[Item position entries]

+ + + + + + +

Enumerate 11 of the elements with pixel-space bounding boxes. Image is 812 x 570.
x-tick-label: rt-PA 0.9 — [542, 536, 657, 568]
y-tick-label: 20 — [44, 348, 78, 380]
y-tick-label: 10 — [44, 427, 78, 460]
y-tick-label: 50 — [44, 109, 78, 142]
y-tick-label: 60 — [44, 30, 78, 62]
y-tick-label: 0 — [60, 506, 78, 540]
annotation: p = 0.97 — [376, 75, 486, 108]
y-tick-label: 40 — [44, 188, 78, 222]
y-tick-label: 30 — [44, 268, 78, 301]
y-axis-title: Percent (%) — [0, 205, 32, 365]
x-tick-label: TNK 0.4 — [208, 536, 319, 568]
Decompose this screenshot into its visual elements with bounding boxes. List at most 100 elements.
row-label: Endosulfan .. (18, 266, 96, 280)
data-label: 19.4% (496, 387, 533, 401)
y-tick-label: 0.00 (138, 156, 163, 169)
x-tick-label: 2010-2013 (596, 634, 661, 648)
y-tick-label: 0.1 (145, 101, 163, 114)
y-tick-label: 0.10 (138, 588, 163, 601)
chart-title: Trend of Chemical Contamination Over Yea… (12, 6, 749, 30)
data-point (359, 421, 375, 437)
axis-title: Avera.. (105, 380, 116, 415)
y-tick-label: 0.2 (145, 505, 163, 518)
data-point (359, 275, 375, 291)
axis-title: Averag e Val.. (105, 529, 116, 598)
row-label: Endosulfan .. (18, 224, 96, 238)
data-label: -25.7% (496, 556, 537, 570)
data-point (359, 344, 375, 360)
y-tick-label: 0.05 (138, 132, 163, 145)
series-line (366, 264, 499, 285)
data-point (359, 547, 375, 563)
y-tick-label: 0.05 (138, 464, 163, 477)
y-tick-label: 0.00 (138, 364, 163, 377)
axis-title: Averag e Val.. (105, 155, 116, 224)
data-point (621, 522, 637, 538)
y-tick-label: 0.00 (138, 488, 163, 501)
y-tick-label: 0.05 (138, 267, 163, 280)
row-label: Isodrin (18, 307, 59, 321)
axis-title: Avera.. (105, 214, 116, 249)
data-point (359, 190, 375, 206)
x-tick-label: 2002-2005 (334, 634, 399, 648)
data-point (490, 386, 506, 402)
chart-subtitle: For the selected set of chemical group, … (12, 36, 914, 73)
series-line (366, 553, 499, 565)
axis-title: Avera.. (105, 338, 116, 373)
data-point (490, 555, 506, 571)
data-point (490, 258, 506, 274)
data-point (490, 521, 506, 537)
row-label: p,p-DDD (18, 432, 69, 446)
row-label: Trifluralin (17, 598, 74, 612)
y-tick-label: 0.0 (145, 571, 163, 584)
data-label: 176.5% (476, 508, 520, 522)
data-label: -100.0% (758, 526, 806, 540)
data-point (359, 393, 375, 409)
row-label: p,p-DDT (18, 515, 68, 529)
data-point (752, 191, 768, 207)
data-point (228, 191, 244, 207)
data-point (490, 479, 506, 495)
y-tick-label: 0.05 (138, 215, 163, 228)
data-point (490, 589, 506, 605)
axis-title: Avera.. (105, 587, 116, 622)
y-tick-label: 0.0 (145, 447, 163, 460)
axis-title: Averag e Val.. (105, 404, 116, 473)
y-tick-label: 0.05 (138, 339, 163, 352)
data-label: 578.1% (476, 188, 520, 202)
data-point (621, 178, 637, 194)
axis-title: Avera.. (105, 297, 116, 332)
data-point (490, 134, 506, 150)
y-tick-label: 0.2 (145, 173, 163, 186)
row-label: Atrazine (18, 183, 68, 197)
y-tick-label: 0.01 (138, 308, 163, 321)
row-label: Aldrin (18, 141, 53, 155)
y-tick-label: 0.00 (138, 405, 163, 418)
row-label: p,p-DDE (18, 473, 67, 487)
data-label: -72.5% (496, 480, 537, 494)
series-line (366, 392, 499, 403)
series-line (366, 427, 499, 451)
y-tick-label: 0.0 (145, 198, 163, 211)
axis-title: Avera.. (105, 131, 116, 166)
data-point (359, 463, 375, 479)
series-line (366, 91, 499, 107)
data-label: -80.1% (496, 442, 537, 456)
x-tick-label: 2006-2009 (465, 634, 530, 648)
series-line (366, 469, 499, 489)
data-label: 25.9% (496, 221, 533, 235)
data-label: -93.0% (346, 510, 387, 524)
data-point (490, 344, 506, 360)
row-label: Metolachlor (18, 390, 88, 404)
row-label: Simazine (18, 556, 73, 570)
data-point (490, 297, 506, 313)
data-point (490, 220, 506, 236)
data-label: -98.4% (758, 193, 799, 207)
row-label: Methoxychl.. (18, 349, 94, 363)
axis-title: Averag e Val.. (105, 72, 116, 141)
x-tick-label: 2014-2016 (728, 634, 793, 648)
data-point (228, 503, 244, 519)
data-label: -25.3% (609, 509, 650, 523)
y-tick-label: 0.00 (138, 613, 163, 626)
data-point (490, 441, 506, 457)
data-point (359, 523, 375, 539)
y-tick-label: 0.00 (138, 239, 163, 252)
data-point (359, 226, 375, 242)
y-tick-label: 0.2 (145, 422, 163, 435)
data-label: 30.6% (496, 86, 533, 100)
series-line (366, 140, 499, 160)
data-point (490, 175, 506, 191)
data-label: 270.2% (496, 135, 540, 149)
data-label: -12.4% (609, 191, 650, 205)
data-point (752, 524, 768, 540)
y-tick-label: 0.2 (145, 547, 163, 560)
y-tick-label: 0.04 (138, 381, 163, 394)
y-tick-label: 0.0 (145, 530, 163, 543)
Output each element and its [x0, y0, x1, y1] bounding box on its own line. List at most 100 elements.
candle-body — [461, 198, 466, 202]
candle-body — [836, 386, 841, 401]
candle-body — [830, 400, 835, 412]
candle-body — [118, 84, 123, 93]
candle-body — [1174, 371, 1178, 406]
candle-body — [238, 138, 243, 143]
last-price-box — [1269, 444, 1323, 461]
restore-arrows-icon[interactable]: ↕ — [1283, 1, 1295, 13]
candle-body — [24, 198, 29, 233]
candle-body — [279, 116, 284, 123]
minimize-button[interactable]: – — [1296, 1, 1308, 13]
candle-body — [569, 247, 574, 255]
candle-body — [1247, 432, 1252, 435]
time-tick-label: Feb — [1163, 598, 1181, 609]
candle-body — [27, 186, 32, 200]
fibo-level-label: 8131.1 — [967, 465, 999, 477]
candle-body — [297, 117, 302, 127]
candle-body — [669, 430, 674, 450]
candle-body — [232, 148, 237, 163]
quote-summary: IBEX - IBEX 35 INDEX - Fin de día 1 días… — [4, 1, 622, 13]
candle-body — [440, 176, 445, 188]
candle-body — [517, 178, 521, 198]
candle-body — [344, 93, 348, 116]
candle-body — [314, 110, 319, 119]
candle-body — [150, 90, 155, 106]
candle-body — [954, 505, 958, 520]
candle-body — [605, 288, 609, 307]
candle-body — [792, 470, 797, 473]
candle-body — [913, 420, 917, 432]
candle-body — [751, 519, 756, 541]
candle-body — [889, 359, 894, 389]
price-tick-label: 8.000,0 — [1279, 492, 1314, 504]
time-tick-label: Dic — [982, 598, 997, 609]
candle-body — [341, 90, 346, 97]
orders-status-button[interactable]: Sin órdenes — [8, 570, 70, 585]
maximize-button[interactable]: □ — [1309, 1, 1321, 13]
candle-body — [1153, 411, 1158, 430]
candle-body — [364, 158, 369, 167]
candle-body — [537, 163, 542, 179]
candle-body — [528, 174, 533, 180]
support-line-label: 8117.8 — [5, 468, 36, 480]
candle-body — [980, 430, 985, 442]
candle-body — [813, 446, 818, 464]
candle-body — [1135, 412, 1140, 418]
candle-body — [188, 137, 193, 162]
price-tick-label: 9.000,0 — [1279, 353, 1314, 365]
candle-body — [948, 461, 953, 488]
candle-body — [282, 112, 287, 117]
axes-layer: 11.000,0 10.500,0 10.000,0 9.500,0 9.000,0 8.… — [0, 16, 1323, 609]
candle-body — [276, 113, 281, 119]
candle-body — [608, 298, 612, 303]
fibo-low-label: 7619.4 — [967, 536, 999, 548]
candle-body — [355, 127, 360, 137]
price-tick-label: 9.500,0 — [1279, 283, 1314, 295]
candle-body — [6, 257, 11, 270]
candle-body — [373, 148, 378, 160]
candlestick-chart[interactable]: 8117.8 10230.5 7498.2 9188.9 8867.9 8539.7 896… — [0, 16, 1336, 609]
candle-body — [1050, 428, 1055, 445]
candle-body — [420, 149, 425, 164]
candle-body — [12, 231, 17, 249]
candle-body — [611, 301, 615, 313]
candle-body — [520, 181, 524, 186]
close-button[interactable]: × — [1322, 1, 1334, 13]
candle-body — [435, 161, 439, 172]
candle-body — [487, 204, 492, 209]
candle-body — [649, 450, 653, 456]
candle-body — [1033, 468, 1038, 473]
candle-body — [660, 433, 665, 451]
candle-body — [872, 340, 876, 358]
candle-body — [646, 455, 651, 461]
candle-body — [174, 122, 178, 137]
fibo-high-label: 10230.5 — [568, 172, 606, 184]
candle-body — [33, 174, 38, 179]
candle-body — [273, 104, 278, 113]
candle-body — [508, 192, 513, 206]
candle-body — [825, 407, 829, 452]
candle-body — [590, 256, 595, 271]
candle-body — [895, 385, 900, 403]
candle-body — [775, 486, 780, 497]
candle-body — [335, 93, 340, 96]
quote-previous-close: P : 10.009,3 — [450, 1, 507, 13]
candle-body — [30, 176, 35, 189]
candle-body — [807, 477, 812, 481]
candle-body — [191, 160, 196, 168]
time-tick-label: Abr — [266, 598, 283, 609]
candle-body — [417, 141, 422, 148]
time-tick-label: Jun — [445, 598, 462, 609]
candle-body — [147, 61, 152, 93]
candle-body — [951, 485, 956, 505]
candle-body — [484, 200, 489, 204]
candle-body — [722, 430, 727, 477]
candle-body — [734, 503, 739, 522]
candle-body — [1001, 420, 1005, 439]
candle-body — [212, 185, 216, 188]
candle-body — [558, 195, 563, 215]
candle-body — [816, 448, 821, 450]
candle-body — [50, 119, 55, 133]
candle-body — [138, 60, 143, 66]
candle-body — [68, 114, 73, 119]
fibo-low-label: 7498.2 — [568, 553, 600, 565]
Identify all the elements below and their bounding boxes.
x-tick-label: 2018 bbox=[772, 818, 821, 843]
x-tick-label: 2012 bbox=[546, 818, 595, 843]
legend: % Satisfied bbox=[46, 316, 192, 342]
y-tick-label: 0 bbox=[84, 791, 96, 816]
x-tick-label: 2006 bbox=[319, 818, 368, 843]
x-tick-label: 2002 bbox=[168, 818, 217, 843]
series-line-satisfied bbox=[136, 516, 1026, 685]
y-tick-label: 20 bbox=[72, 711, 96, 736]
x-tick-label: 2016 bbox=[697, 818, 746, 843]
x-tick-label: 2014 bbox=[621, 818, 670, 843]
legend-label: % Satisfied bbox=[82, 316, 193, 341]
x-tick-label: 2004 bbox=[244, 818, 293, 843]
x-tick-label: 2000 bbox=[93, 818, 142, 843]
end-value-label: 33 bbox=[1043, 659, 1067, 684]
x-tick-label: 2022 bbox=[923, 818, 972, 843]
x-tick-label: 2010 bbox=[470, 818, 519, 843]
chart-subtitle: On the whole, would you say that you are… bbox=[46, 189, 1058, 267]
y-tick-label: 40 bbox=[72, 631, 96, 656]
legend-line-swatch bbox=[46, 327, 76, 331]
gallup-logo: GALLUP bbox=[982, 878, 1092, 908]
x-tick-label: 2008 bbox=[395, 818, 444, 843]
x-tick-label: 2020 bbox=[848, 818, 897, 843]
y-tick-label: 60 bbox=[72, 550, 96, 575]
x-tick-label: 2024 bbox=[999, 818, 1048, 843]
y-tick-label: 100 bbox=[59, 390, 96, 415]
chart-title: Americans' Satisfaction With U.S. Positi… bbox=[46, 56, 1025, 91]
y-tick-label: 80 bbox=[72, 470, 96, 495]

+ + + + + + +

-- GIVEN INSTRUCTION --
Format the lines as a Markdown table with the columns "Row" and "Line", numbering each row and omitting blank lines. Begin at the first line of the item position entries and stop after the line that contains "y-tick-label: 30 — [44, 268, 78, 301]", including both and no others.

-- CORRECT RESULT --
| Row | Line |
|---|---|
| 1 | Enumerate 11 of the elements with pixel-space bounding boxes. Image is 812 x 570. |
| 2 | x-tick-label: rt-PA 0.9 — [542, 536, 657, 568] |
| 3 | y-tick-label: 20 — [44, 348, 78, 380] |
| 4 | y-tick-label: 10 — [44, 427, 78, 460] |
| 5 | y-tick-label: 50 — [44, 109, 78, 142] |
| 6 | y-tick-label: 60 — [44, 30, 78, 62] |
| 7 | y-tick-label: 0 — [60, 506, 78, 540] |
| 8 | annotation: p = 0.97 — [376, 75, 486, 108] |
| 9 | y-tick-label: 40 — [44, 188, 78, 222] |
| 10 | y-tick-label: 30 — [44, 268, 78, 301] |